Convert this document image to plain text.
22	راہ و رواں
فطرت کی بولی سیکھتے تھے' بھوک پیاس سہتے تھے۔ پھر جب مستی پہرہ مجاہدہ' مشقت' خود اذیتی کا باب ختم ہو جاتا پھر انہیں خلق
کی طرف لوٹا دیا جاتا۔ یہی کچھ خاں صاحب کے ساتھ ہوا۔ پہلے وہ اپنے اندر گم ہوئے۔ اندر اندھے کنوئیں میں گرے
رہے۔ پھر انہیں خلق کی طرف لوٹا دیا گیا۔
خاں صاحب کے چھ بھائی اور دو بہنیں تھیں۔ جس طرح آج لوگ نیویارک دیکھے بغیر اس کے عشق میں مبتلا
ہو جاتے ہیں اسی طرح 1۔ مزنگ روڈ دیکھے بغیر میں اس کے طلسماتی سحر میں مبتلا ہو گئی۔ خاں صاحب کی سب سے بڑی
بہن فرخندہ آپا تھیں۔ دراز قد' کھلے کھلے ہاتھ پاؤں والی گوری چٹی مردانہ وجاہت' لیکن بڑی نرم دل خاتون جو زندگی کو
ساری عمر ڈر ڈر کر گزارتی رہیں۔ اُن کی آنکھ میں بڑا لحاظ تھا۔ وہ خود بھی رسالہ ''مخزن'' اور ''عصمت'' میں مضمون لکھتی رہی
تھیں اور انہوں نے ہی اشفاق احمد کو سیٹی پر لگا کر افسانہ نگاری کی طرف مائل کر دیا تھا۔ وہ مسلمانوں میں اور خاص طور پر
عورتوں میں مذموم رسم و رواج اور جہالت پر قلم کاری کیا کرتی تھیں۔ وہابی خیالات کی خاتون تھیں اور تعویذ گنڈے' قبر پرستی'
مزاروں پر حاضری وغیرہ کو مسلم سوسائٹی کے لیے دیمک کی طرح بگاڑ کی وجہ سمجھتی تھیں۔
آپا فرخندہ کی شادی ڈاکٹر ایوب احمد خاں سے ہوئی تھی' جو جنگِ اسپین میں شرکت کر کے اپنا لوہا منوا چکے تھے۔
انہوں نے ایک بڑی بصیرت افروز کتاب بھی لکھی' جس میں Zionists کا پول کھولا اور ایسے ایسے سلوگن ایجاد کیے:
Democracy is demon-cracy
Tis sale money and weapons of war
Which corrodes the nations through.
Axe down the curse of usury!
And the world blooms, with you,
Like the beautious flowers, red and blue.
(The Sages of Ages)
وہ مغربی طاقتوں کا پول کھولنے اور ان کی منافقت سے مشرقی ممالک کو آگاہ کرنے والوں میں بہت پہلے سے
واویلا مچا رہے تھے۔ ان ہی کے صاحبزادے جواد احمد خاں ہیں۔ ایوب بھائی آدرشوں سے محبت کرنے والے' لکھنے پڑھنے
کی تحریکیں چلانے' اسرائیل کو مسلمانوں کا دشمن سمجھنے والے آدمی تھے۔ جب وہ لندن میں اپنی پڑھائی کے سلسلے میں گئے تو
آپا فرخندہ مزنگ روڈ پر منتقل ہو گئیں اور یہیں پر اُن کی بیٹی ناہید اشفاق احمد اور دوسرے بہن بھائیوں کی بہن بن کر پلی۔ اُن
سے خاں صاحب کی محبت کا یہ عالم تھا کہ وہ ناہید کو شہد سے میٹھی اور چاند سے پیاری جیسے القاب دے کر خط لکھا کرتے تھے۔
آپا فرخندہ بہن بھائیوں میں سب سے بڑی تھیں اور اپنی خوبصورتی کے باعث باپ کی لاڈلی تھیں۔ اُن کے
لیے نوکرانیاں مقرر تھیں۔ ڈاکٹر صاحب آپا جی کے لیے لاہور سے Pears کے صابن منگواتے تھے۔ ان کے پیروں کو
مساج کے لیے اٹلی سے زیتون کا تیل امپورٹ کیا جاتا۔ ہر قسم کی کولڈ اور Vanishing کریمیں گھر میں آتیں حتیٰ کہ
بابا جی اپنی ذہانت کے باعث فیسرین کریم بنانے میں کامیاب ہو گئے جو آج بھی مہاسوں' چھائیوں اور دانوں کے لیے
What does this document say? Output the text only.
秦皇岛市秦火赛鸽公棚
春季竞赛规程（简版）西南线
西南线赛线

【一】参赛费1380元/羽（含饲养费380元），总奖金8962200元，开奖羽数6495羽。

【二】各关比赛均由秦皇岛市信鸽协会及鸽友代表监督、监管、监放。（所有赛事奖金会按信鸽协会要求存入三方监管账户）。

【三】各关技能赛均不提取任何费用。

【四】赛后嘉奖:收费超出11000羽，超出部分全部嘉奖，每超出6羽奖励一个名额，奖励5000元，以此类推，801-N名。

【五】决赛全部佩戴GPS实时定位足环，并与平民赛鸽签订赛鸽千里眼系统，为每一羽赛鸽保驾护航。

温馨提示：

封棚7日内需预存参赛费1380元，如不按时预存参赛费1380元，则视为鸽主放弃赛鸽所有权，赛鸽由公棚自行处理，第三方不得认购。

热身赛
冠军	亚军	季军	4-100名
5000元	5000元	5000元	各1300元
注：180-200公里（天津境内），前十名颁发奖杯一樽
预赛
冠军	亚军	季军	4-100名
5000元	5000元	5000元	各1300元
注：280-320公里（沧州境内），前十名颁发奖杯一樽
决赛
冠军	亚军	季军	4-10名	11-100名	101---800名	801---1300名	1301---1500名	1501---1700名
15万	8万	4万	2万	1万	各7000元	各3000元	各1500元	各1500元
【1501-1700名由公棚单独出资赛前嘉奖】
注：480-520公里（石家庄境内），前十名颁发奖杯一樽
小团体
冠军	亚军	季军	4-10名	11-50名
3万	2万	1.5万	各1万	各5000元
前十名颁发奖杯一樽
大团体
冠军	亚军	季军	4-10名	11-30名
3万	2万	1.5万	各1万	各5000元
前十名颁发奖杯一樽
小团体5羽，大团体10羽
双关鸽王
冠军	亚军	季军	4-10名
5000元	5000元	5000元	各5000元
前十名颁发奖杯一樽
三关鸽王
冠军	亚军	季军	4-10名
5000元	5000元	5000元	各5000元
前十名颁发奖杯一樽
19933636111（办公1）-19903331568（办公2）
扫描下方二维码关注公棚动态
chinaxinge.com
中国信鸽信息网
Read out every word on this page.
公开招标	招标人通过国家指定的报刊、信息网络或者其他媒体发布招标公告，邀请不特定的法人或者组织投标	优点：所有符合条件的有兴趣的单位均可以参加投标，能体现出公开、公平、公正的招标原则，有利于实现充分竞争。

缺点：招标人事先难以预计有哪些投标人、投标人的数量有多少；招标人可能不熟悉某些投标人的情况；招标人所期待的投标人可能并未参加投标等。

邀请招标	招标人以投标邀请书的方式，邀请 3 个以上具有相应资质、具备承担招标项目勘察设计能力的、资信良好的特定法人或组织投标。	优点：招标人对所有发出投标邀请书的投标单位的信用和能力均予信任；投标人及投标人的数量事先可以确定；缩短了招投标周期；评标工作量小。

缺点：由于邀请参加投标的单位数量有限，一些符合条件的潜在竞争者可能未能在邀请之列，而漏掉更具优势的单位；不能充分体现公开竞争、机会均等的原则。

------

» EXERCISE DIRECTIONS:
Write out the full listing exactly as given.

» RESPONSE FOR THIS EXERCISE:
Convert this document image to plain text.
22	راہ و رواں
فطرت کی بولی سیکھتے تھے' بھوک پیاس سہتے تھے۔ پھر جب مستی پہرہ مجاہدہ' مشقت' خود اذیتی کا باب ختم ہو جاتا پھر انہیں خلق
کی طرف لوٹا دیا جاتا۔ یہی کچھ خاں صاحب کے ساتھ ہوا۔ پہلے وہ اپنے اندر گم ہوئے۔ اندر اندھے کنوئیں میں گرے
رہے۔ پھر انہیں خلق کی طرف لوٹا دیا گیا۔
خاں صاحب کے چھ بھائی اور دو بہنیں تھیں۔ جس طرح آج لوگ نیویارک دیکھے بغیر اس کے عشق میں مبتلا
ہو جاتے ہیں اسی طرح 1۔ مزنگ روڈ دیکھے بغیر میں اس کے طلسماتی سحر میں مبتلا ہو گئی۔ خاں صاحب کی سب سے بڑی
بہن فرخندہ آپا تھیں۔ دراز قد' کھلے کھلے ہاتھ پاؤں والی گوری چٹی مردانہ وجاہت' لیکن بڑی نرم دل خاتون جو زندگی کو
ساری عمر ڈر ڈر کر گزارتی رہیں۔ اُن کی آنکھ میں بڑا لحاظ تھا۔ وہ خود بھی رسالہ ''مخزن'' اور ''عصمت'' میں مضمون لکھتی رہی
تھیں اور انہوں نے ہی اشفاق احمد کو سیٹی پر لگا کر افسانہ نگاری کی طرف مائل کر دیا تھا۔ وہ مسلمانوں میں اور خاص طور پر
عورتوں میں مذموم رسم و رواج اور جہالت پر قلم کاری کیا کرتی تھیں۔ وہابی خیالات کی خاتون تھیں اور تعویذ گنڈے' قبر پرستی'
مزاروں پر حاضری وغیرہ کو مسلم سوسائٹی کے لیے دیمک کی طرح بگاڑ کی وجہ سمجھتی تھیں۔
آپا فرخندہ کی شادی ڈاکٹر ایوب احمد خاں سے ہوئی تھی' جو جنگِ اسپین میں شرکت کر کے اپنا لوہا منوا چکے تھے۔
انہوں نے ایک بڑی بصیرت افروز کتاب بھی لکھی' جس میں Zionists کا پول کھولا اور ایسے ایسے سلوگن ایجاد کیے:
Democracy is demon-cracy
Tis sale money and weapons of war
Which corrodes the nations through.
Axe down the curse of usury!
And the world blooms, with you,
Like the beautious flowers, red and blue.
(The Sages of Ages)
وہ مغربی طاقتوں کا پول کھولنے اور ان کی منافقت سے مشرقی ممالک کو آگاہ کرنے والوں میں بہت پہلے سے
واویلا مچا رہے تھے۔ ان ہی کے صاحبزادے جواد احمد خاں ہیں۔ ایوب بھائی آدرشوں سے محبت کرنے والے' لکھنے پڑھنے
کی تحریکیں چلانے' اسرائیل کو مسلمانوں کا دشمن سمجھنے والے آدمی تھے۔ جب وہ لندن میں اپنی پڑھائی کے سلسلے میں گئے تو
آپا فرخندہ مزنگ روڈ پر منتقل ہو گئیں اور یہیں پر اُن کی بیٹی ناہید اشفاق احمد اور دوسرے بہن بھائیوں کی بہن بن کر پلی۔ اُن
سے خاں صاحب کی محبت کا یہ عالم تھا کہ وہ ناہید کو شہد سے میٹھی اور چاند سے پیاری جیسے القاب دے کر خط لکھا کرتے تھے۔
آپا فرخندہ بہن بھائیوں میں سب سے بڑی تھیں اور اپنی خوبصورتی کے باعث باپ کی لاڈلی تھیں۔ اُن کے
لیے نوکرانیاں مقرر تھیں۔ ڈاکٹر صاحب آپا جی کے لیے لاہور سے Pears کے صابن منگواتے تھے۔ ان کے پیروں کو
مساج کے لیے اٹلی سے زیتون کا تیل امپورٹ کیا جاتا۔ ہر قسم کی کولڈ اور Vanishing کریمیں گھر میں آتیں حتیٰ کہ
بابا جی اپنی ذہانت کے باعث فیسرین کریم بنانے میں کامیاب ہو گئے جو آج بھی مہاسوں' چھائیوں اور دانوں کے لیے
What does this document say? Output the text only.
秦皇岛市秦火赛鸽公棚
春季竞赛规程（简版）西南线
西南线赛线

【一】参赛费1380元/羽（含饲养费380元），总奖金8962200元，开奖羽数6495羽。

【二】各关比赛均由秦皇岛市信鸽协会及鸽友代表监督、监管、监放。（所有赛事奖金会按信鸽协会要求存入三方监管账户）。

【三】各关技能赛均不提取任何费用。

【四】赛后嘉奖:收费超出11000羽，超出部分全部嘉奖，每超出6羽奖励一个名额，奖励5000元，以此类推，801-N名。

【五】决赛全部佩戴GPS实时定位足环，并与平民赛鸽签订赛鸽千里眼系统，为每一羽赛鸽保驾护航。

温馨提示：

封棚7日内需预存参赛费1380元，如不按时预存参赛费1380元，则视为鸽主放弃赛鸽所有权，赛鸽由公棚自行处理，第三方不得认购。

热身赛
冠军	亚军	季军	4-100名
5000元	5000元	5000元	各1300元
注：180-200公里（天津境内），前十名颁发奖杯一樽
预赛
冠军	亚军	季军	4-100名
5000元	5000元	5000元	各1300元
注：280-320公里（沧州境内），前十名颁发奖杯一樽
决赛
冠军	亚军	季军	4-10名	11-100名	101---800名	801---1300名	1301---1500名	1501---1700名
15万	8万	4万	2万	1万	各7000元	各3000元	各1500元	各1500元
【1501-1700名由公棚单独出资赛前嘉奖】
注：480-520公里（石家庄境内），前十名颁发奖杯一樽
小团体
冠军	亚军	季军	4-10名	11-50名
3万	2万	1.5万	各1万	各5000元
前十名颁发奖杯一樽
大团体
冠军	亚军	季军	4-10名	11-30名
3万	2万	1.5万	各1万	各5000元
前十名颁发奖杯一樽
小团体5羽，大团体10羽
双关鸽王
冠军	亚军	季军	4-10名
5000元	5000元	5000元	各5000元
前十名颁发奖杯一樽
三关鸽王
冠军	亚军	季军	4-10名
5000元	5000元	5000元	各5000元
前十名颁发奖杯一樽
19933636111（办公1）-19903331568（办公2）
扫描下方二维码关注公棚动态
chinaxinge.com
中国信鸽信息网
Read out every word on this page.
公开招标	招标人通过国家指定的报刊、信息网络或者其他媒体发布招标公告，邀请不特定的法人或者组织投标	优点：所有符合条件的有兴趣的单位均可以参加投标，能体现出公开、公平、公正的招标原则，有利于实现充分竞争。

缺点：招标人事先难以预计有哪些投标人、投标人的数量有多少；招标人可能不熟悉某些投标人的情况；招标人所期待的投标人可能并未参加投标等。

邀请招标	招标人以投标邀请书的方式，邀请 3 个以上具有相应资质、具备承担招标项目勘察设计能力的、资信良好的特定法人或组织投标。	优点：招标人对所有发出投标邀请书的投标单位的信用和能力均予信任；投标人及投标人的数量事先可以确定；缩短了招投标周期；评标工作量小。

缺点：由于邀请参加投标的单位数量有限，一些符合条件的潜在竞争者可能未能在邀请之列，而漏掉更具优势的单位；不能充分体现公开竞争、机会均等的原则。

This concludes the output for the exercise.